Dataset items:
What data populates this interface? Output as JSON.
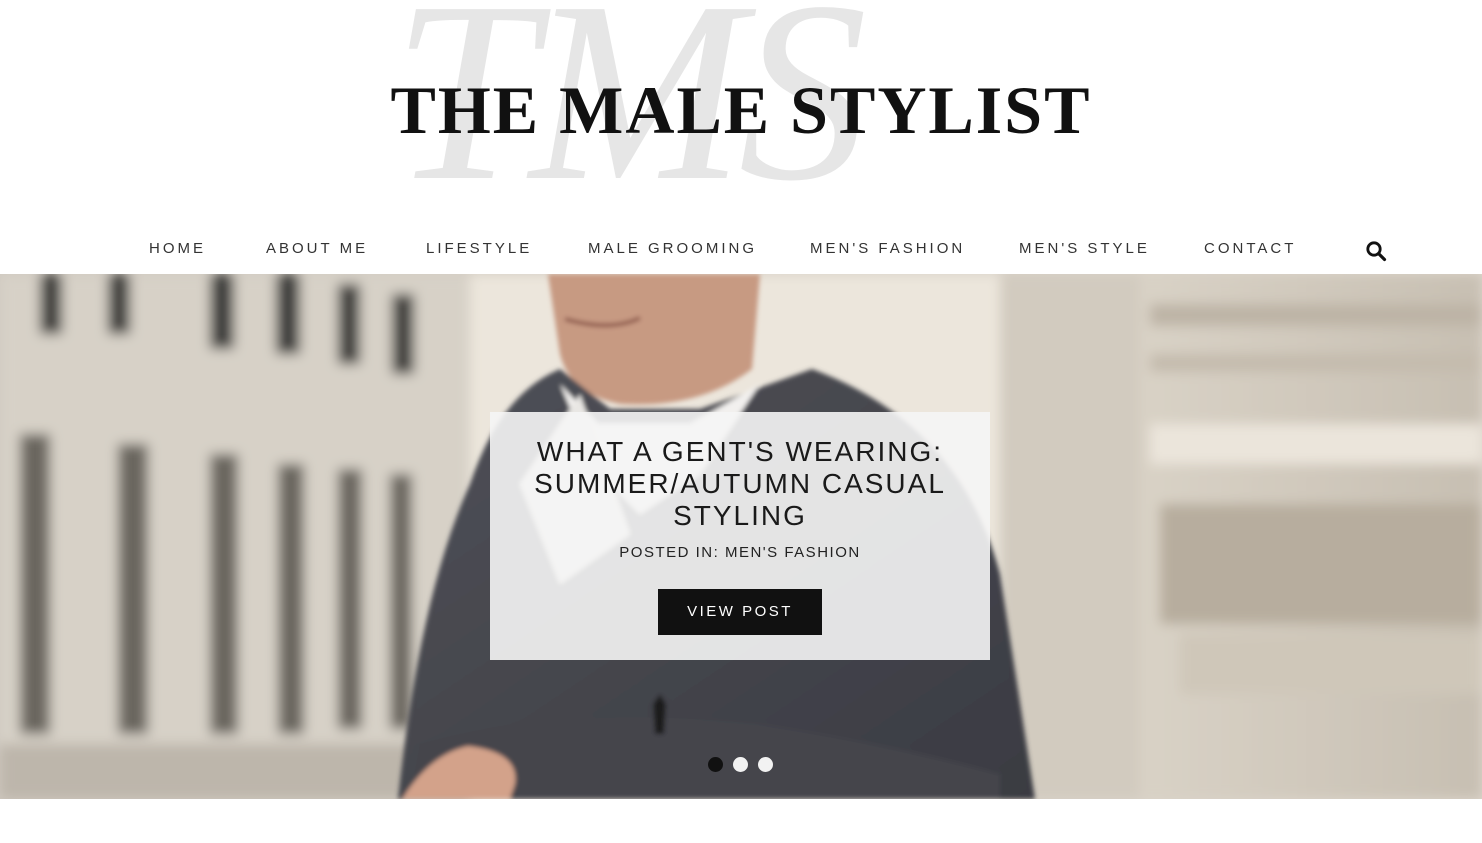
{
  "header": {
    "monogram": "TMS",
    "site_title": "THE MALE STYLIST"
  },
  "nav": {
    "items": [
      {
        "label": "HOME"
      },
      {
        "label": "ABOUT ME"
      },
      {
        "label": "LIFESTYLE"
      },
      {
        "label": "MALE GROOMING"
      },
      {
        "label": "MEN'S FASHION"
      },
      {
        "label": "MEN'S STYLE"
      },
      {
        "label": "CONTACT"
      }
    ],
    "search_icon": "search-icon"
  },
  "hero": {
    "post_title": "WHAT A GENT'S WEARING: SUMMER/AUTUMN CASUAL STYLING",
    "posted_in": "POSTED IN: MEN'S FASHION",
    "button_label": "VIEW POST",
    "slides_total": 3,
    "active_slide": 1
  },
  "colors": {
    "text": "#111111",
    "button_bg": "#111111",
    "button_text": "#ffffff",
    "card_bg": "#f5f5f5",
    "monogram": "#e6e6e6"
  }
}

WORK TO COMPLETE => Across the material above, count every line holding "MALE" and write down only the number.

COMPLETE RESPONSE => 2